## [EXCERPTED TEXT]
-=-=-
492 F. Supp. 2d 216

Roy L. GARLAND, Plaintiff, v. Michael J. ASTRUE, Commissioner of Social Security, Defendant.

No. 04 CV 1537(ARR).

United States District Court, E.D. New York.

July 5, 2007.

*217Charles E. Binder, Binder and Binder, New York City, for Plaintiff.

Som Ramrup, United States Attorneys Office, Brooklyn, NY, for Defendant.

OPINION AND ORDER

ROSS, District Judge.

Presently before the court is an application by plaintiffs attorney pursuant to 42 U.S.C. § 406(b) for $10,203.50 in attorneys’ fees, amounting to 25 percent of the past-due Social Security Disability Insurance (“SSDI”) benefits awarded to his client by the Commissioner of Social Security (the “Commissioner”). In this case, the court confronts what appears to be a question of first impression in this circuit, namely the appropriate time limit for filing an attorneys’ fee application when past-due SSDI benefits have been awarded by an administrative adjudication subsequent to a federal court remand.
-=-=-
(Layout annotation data)

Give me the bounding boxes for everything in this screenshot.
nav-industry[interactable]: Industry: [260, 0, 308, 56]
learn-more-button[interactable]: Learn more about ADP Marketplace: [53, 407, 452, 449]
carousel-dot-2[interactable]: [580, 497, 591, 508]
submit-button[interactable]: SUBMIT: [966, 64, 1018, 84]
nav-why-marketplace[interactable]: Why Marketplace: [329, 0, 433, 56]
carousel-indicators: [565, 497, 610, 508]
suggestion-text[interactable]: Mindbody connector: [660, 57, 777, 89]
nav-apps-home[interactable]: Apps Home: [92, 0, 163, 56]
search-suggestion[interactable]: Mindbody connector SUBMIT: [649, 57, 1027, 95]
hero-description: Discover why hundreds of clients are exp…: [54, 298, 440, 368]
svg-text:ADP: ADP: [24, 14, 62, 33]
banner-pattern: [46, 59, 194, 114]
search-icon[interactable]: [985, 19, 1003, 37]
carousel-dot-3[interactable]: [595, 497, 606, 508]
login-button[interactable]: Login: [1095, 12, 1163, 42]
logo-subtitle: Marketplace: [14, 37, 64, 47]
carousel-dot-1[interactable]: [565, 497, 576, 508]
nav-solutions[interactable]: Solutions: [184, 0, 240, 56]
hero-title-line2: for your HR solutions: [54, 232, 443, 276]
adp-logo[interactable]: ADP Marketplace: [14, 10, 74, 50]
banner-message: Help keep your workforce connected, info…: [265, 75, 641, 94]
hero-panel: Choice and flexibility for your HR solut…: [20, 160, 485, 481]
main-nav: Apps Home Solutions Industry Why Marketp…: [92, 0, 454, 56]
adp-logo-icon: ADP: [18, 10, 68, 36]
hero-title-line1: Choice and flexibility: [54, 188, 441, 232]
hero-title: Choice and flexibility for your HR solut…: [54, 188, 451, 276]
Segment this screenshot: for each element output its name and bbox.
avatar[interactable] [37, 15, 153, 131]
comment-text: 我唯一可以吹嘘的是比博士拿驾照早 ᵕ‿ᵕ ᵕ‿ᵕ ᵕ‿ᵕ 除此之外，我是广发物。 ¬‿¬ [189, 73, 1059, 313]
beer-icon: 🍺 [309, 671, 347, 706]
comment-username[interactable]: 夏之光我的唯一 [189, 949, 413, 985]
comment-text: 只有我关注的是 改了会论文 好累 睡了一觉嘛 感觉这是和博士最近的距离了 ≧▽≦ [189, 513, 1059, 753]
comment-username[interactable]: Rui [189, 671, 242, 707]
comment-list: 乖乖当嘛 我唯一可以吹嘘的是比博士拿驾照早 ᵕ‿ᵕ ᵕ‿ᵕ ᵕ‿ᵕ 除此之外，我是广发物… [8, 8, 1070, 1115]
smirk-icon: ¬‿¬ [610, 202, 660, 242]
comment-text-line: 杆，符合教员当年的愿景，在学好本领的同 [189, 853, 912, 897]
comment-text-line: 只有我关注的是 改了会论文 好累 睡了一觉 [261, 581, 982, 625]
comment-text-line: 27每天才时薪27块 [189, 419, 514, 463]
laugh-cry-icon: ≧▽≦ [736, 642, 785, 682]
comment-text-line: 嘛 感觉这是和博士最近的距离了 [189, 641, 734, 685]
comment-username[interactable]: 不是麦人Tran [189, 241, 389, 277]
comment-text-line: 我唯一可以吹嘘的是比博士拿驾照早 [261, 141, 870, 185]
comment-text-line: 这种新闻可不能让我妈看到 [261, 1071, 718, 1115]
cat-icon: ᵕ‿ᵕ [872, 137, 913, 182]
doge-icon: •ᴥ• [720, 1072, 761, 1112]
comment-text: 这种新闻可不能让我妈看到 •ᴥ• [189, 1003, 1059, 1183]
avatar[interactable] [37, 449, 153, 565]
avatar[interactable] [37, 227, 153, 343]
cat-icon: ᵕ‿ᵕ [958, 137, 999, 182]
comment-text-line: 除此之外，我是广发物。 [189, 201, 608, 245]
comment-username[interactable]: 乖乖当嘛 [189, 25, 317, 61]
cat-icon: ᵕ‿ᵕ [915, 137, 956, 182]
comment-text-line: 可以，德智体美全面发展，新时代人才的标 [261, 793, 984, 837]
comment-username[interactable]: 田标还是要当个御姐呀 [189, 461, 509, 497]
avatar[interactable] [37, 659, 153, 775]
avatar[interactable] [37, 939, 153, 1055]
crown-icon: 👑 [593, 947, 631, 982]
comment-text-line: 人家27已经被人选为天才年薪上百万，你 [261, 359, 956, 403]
-=-=-
## [EXERCISE REQUIREMENTS]
1 – Repeat everything in the court opinion from "No. 04 CV 1537(ARR)." down to "NY, for Defendant.".
2 – In one to three sentences, explain what the $10,203.50 requested in the court opinion represents and what authority the application relies on.
Please rely on the court opinion alone.

## [FULL ANSWERS]
1 –
No. 04 CV 1537(ARR).

United States District Court, E.D. New York.

July 5, 2007.

*217Charles E. Binder, Binder and Binder, New York City, for Plaintiff.

Som Ramrup, United States Attorneys Office, Brooklyn, NY, for Defendant.

2 – The $10,203.50 is the attorneys' fee that the plaintiff's attorney seeks under 42 U.S.C. § 406(b). It equals 25 percent of the past-due Social Security Disability Insurance benefits that the Commissioner of Social Security awarded to his client.